--- What you will do ---
Spot every line with the word "физической" and return it.

** Begin Provided data **

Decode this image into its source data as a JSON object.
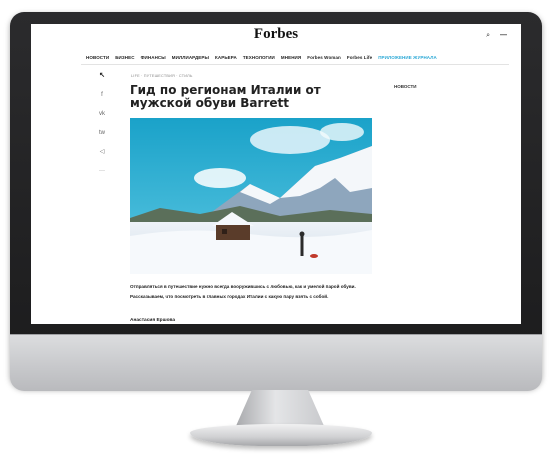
{
  "header": {
    "logo": "Forbes",
    "right_icons": {
      "search": "⌕",
      "menu": "—"
    }
  },
  "nav": {
    "items": [
      {
        "label": "НОВОСТИ"
      },
      {
        "label": "БИЗНЕС"
      },
      {
        "label": "ФИНАНСЫ"
      },
      {
        "label": "МИЛЛИАРДЕРЫ"
      },
      {
        "label": "КАРЬЕРА"
      },
      {
        "label": "ТЕХНОЛОГИИ"
      },
      {
        "label": "МНЕНИЯ"
      },
      {
        "label": "Forbes Woman"
      },
      {
        "label": "Forbes Life"
      },
      {
        "label": "ПРИЛОЖЕНИЕ ЖУРНАЛА",
        "accent": true
      }
    ],
    "accent_color": "#2aa8d6"
  },
  "share": {
    "icons": [
      {
        "name": "share-icon",
        "glyph": "↖"
      },
      {
        "name": "facebook-icon",
        "glyph": "f"
      },
      {
        "name": "vk-icon",
        "glyph": "vk"
      },
      {
        "name": "twitter-icon",
        "glyph": "tw"
      },
      {
        "name": "telegram-icon",
        "glyph": "◁"
      },
      {
        "name": "more-icon",
        "glyph": "···"
      }
    ]
  },
  "article": {
    "breadcrumb": "LIFE · ПУТЕШЕСТВИЯ · СТИЛЬ",
    "title": "Гид по регионам Италии от мужской обуви Barrett",
    "lead": "Отправляться в путешествие нужно всегда вооружившись с любовью, как и умелой парой обуви. Рассказываем, что посмотреть в главных городах Италии с какую пару взять с собой.",
    "author": "Анастасия Ершова"
  },
  "sidebar": {
    "label": "НОВОСТИ"
  }
}
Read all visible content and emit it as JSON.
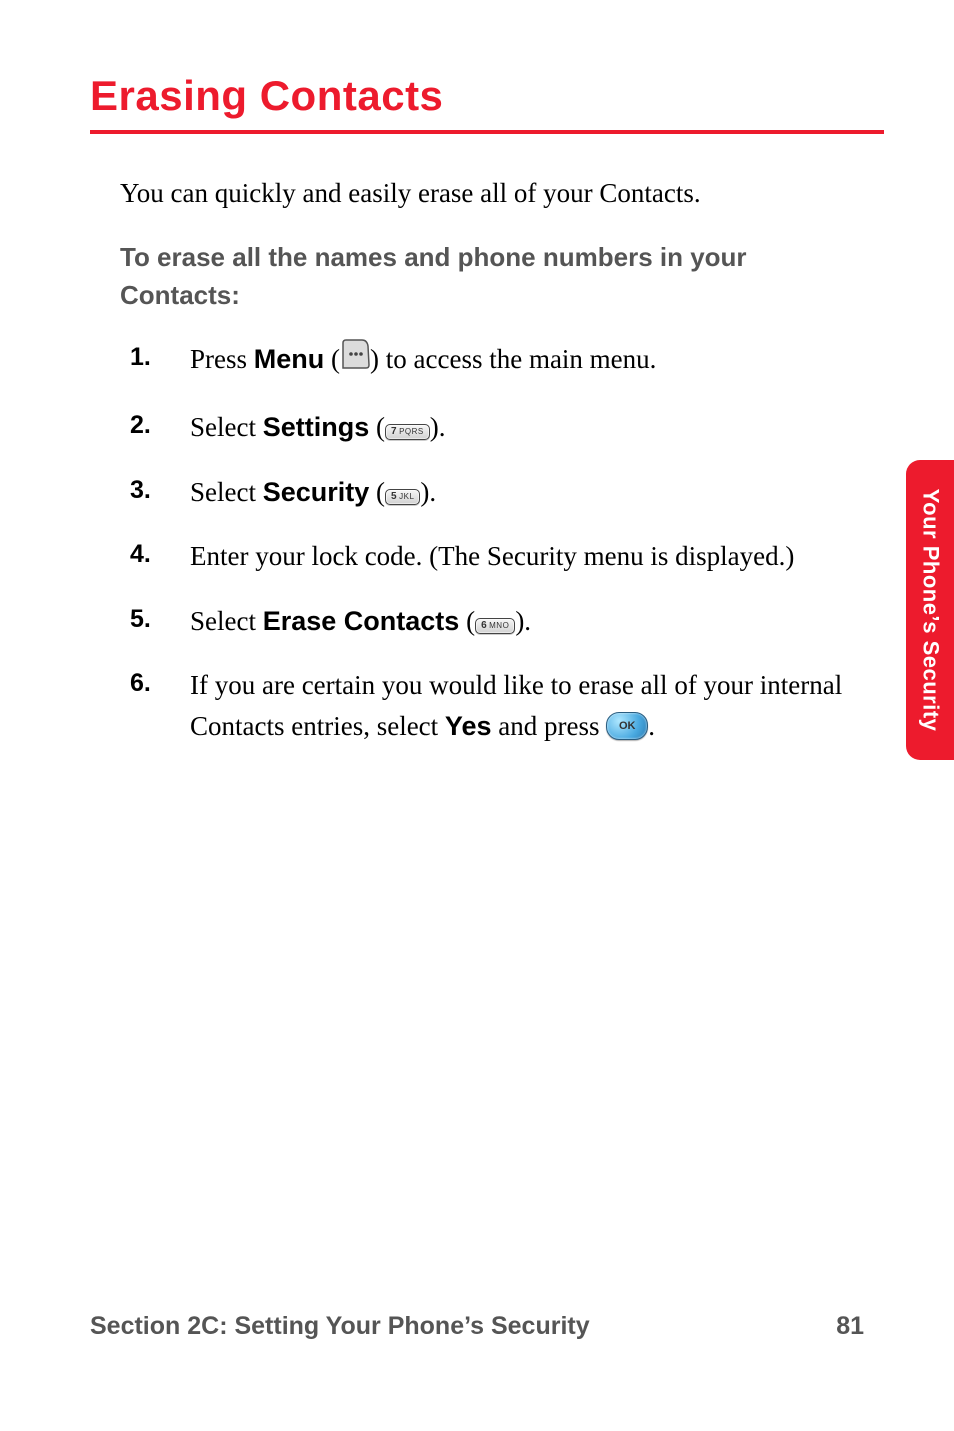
{
  "heading": "Erasing Contacts",
  "intro": "You can quickly and easily erase all of your Contacts.",
  "sub_heading": "To erase all the names and phone numbers in your Contacts:",
  "steps": [
    {
      "num": "1.",
      "pre": "Press ",
      "keyword": "Menu",
      "post_open": " (",
      "icon": "softkey-menu-icon",
      "post_close": ") to access the main menu."
    },
    {
      "num": "2.",
      "pre": "Select ",
      "keyword": "Settings",
      "post_open": " (",
      "icon": "key-7-icon",
      "key_digit": "7",
      "key_letters": "PQRS",
      "post_close": ")."
    },
    {
      "num": "3.",
      "pre": "Select ",
      "keyword": "Security",
      "post_open": " (",
      "icon": "key-5-icon",
      "key_digit": "5",
      "key_letters": "JKL",
      "post_close": ")."
    },
    {
      "num": "4.",
      "text": "Enter your lock code. (The Security menu is displayed.)"
    },
    {
      "num": "5.",
      "pre": "Select ",
      "keyword": "Erase Contacts",
      "post_open": " (",
      "icon": "key-6-icon",
      "key_digit": "6",
      "key_letters": "MNO",
      "post_close": ")."
    },
    {
      "num": "6.",
      "pre": "If you are certain you would like to erase all of your internal Contacts entries, select ",
      "keyword": "Yes",
      "mid": " and press ",
      "icon": "ok-button-icon",
      "ok_label": "OK",
      "end": "."
    }
  ],
  "side_tab": "Your Phone’s Security",
  "footer_left": "Section 2C: Setting Your Phone’s Security",
  "footer_right": "81"
}
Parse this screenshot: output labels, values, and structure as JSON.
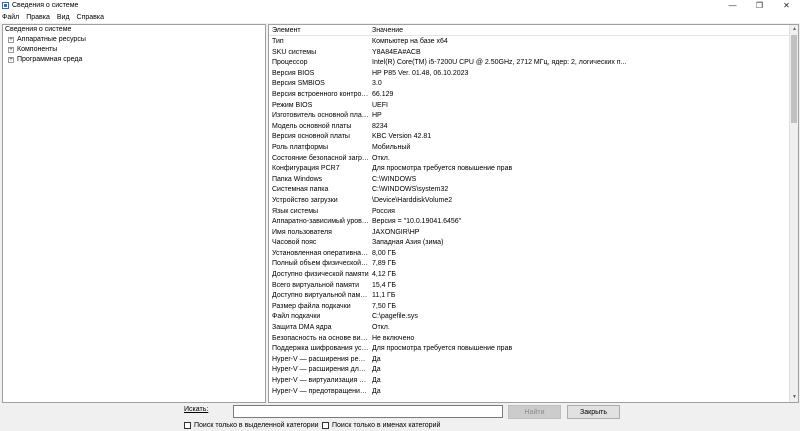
{
  "window": {
    "title": "Сведения о системе",
    "minimize_glyph": "—",
    "maximize_glyph": "❐",
    "close_glyph": "✕"
  },
  "menu": [
    "Файл",
    "Правка",
    "Вид",
    "Справка"
  ],
  "tree": {
    "root": "Сведения о системе",
    "children": [
      "Аппаратные ресурсы",
      "Компоненты",
      "Программная среда"
    ]
  },
  "grid": {
    "headers": {
      "element": "Элемент",
      "value": "Значение"
    },
    "rows": [
      {
        "element": "Тип",
        "value": "Компьютер на базе x64"
      },
      {
        "element": "SKU системы",
        "value": "Y8A84EA#ACB"
      },
      {
        "element": "Процессор",
        "value": "Intel(R) Core(TM) i5-7200U CPU @ 2.50GHz, 2712 МГц, ядер: 2, логических п..."
      },
      {
        "element": "Версия BIOS",
        "value": "HP P85 Ver. 01.48, 06.10.2023"
      },
      {
        "element": "Версия SMBIOS",
        "value": "3.0"
      },
      {
        "element": "Версия встроенного контролл...",
        "value": "66.129"
      },
      {
        "element": "Режим BIOS",
        "value": "UEFI"
      },
      {
        "element": "Изготовитель основной платы",
        "value": "HP"
      },
      {
        "element": "Модель основной платы",
        "value": "8234"
      },
      {
        "element": "Версия основной платы",
        "value": "KBC Version 42.81"
      },
      {
        "element": "Роль платформы",
        "value": "Мобильный"
      },
      {
        "element": "Состояние безопасной загруз...",
        "value": "Откл."
      },
      {
        "element": "Конфигурация PCR7",
        "value": "Для просмотра требуется повышение прав"
      },
      {
        "element": "Папка Windows",
        "value": "C:\\WINDOWS"
      },
      {
        "element": "Системная папка",
        "value": "C:\\WINDOWS\\system32"
      },
      {
        "element": "Устройство загрузки",
        "value": "\\Device\\HarddiskVolume2"
      },
      {
        "element": "Язык системы",
        "value": "Россия"
      },
      {
        "element": "Аппаратно-зависимый уровен...",
        "value": "Версия = \"10.0.19041.6456\""
      },
      {
        "element": "Имя пользователя",
        "value": "JAXONGIR\\HP"
      },
      {
        "element": "Часовой пояс",
        "value": "Западная Азия (зима)"
      },
      {
        "element": "Установленная оперативная п...",
        "value": "8,00 ГБ"
      },
      {
        "element": "Полный объем физической па...",
        "value": "7,89 ГБ"
      },
      {
        "element": "Доступно физической памяти",
        "value": "4,12 ГБ"
      },
      {
        "element": "Всего виртуальной памяти",
        "value": "15,4 ГБ"
      },
      {
        "element": "Доступно виртуальной памяти",
        "value": "11,1 ГБ"
      },
      {
        "element": "Размер файла подкачки",
        "value": "7,50 ГБ"
      },
      {
        "element": "Файл подкачки",
        "value": "C:\\pagefile.sys"
      },
      {
        "element": "Защита DMA ядра",
        "value": "Откл."
      },
      {
        "element": "Безопасность на основе вирту...",
        "value": "Не включено"
      },
      {
        "element": "Поддержка шифрования устр...",
        "value": "Для просмотра требуется повышение прав"
      },
      {
        "element": "Hyper-V — расширения режи...",
        "value": "Да"
      },
      {
        "element": "Hyper-V — расширения для п...",
        "value": "Да"
      },
      {
        "element": "Hyper-V — виртуализация вкл...",
        "value": "Да"
      },
      {
        "element": "Hyper-V — предотвращение в...",
        "value": "Да"
      }
    ]
  },
  "search": {
    "label": "Искать:",
    "value": "",
    "find_label": "Найти",
    "close_label": "Закрыть",
    "checkbox_selected": "Поиск только в выделенной категории",
    "checkbox_names": "Поиск только в именах категорий"
  }
}
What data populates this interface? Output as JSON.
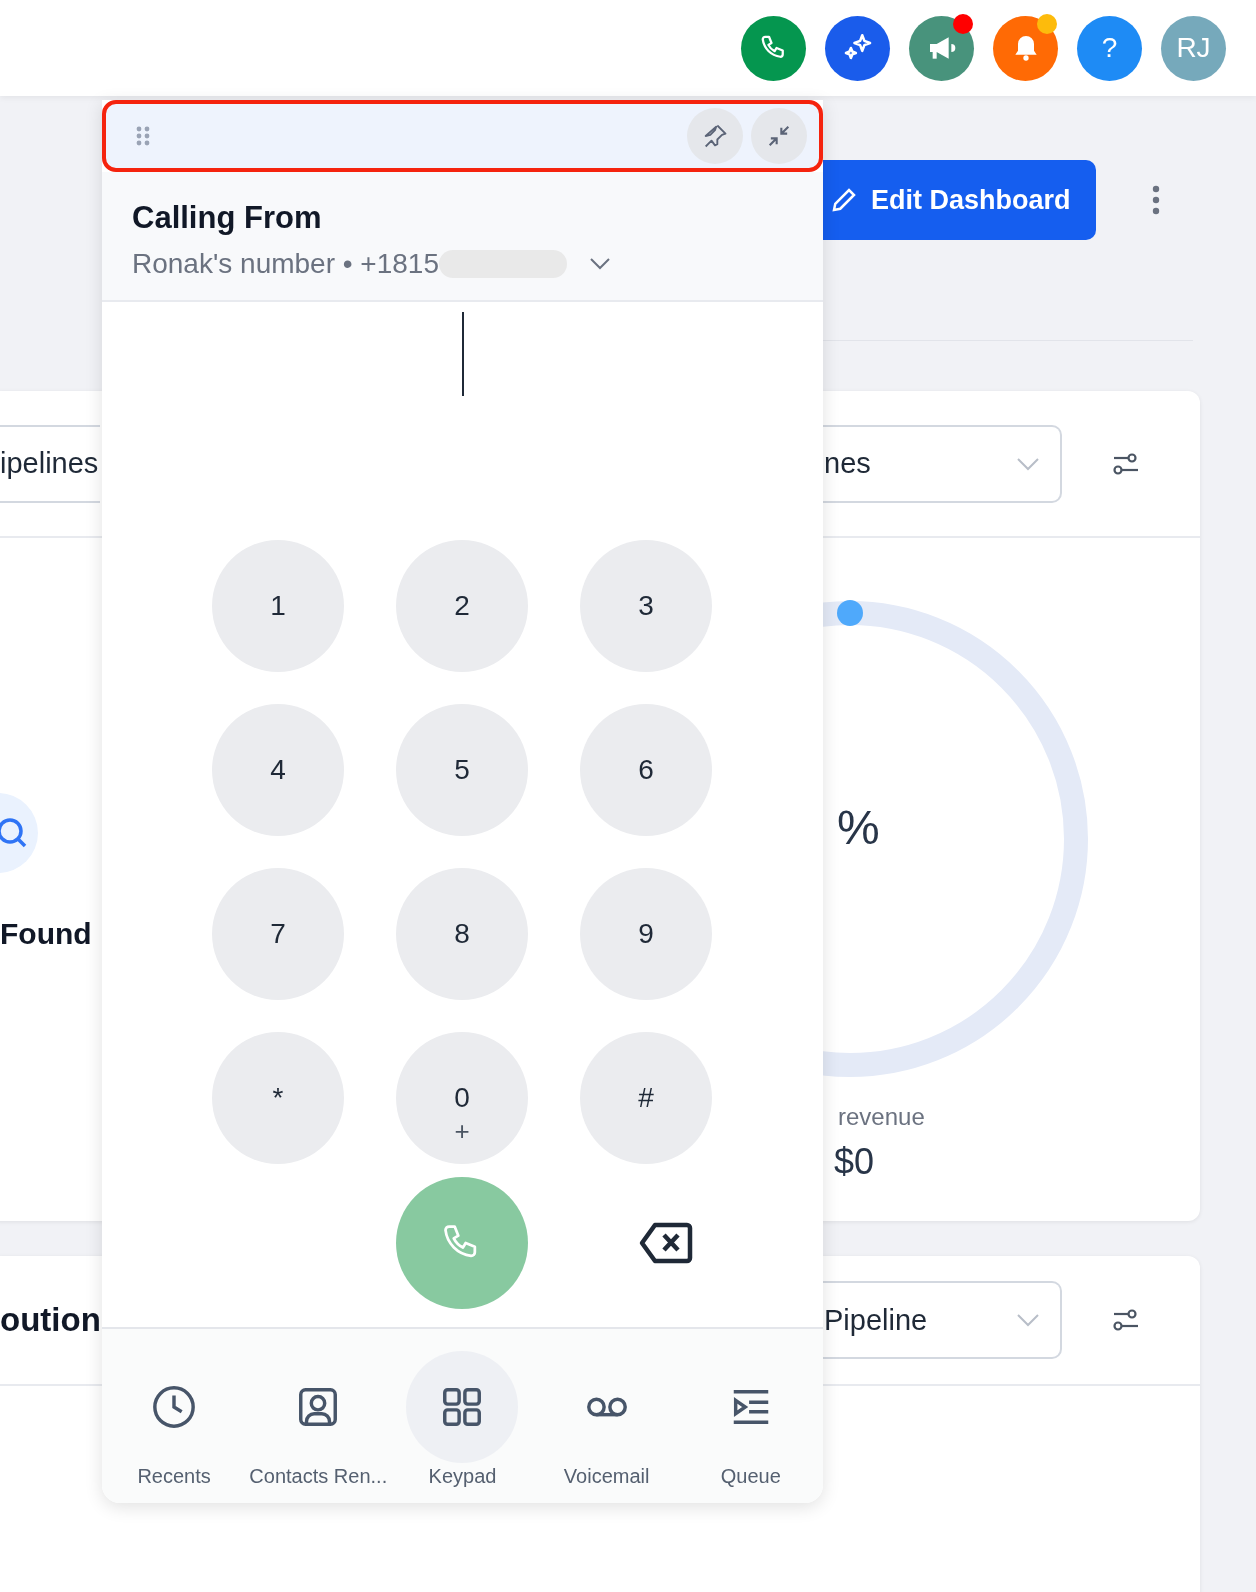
{
  "top_bar": {
    "icons": [
      {
        "kind": "phone",
        "color": "#05964f"
      },
      {
        "kind": "sparkles",
        "color": "#1a5ceb"
      },
      {
        "kind": "megaphone",
        "color": "#48937c",
        "badge": {
          "color": "#ff0000"
        }
      },
      {
        "kind": "bell",
        "color": "#ff6a05",
        "badge": {
          "color": "#fdbb0c"
        }
      },
      {
        "kind": "help",
        "color": "#1e8bf5",
        "text": "?"
      },
      {
        "kind": "avatar",
        "color": "#76a9bb",
        "text": "RJ"
      }
    ]
  },
  "toolbar": {
    "edit_button": "Edit Dashboard"
  },
  "card_1": {
    "left_dropdown": "ipelines",
    "right_dropdown": "nes",
    "empty_text": "Found",
    "percent": "%",
    "metric_label": "revenue",
    "metric_value": "$0"
  },
  "card_2": {
    "title": "oution",
    "dropdown": "Pipeline"
  },
  "dialer": {
    "calling_from": {
      "title": "Calling From",
      "number": "Ronak's number • +1815"
    },
    "keys": [
      {
        "label": "1"
      },
      {
        "label": "2"
      },
      {
        "label": "3"
      },
      {
        "label": "4"
      },
      {
        "label": "5"
      },
      {
        "label": "6"
      },
      {
        "label": "7"
      },
      {
        "label": "8"
      },
      {
        "label": "9"
      },
      {
        "label": "*"
      },
      {
        "label": "0",
        "sub": "+"
      },
      {
        "label": "#"
      }
    ],
    "nav": [
      {
        "kind": "recents",
        "label": "Recents",
        "selected": false
      },
      {
        "kind": "contacts",
        "label": "Contacts Ren...",
        "selected": false
      },
      {
        "kind": "keypad",
        "label": "Keypad",
        "selected": true
      },
      {
        "kind": "voicemail",
        "label": "Voicemail",
        "selected": false
      },
      {
        "kind": "queue",
        "label": "Queue",
        "selected": false
      }
    ]
  }
}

** End Provided data **

--- Exercise result ---
        "element": "Полный объем физической па...",
        "element": "Доступно физической памяти",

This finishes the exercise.